> **TASK GOAL**
Copy each line that contains the word "Residential".

> **GIVEN RECORDS**
— begin —

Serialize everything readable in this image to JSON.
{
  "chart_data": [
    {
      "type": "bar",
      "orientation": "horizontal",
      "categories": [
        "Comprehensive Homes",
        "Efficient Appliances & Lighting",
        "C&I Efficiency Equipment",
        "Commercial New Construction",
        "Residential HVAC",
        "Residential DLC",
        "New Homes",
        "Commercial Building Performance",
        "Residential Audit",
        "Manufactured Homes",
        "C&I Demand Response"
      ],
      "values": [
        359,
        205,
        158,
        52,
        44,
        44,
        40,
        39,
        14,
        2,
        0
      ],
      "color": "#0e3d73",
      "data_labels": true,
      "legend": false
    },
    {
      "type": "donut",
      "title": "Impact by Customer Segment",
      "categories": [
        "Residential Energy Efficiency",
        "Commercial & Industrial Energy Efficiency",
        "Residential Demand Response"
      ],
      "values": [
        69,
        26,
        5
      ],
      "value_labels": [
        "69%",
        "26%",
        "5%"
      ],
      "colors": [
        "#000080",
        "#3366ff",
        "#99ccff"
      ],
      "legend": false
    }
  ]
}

— end —

> **REPLY**
        "Residential HVAC",
        "Residential DLC",
        "Residential Audit",
        "Residential Energy Efficiency",
        "Residential Demand Response"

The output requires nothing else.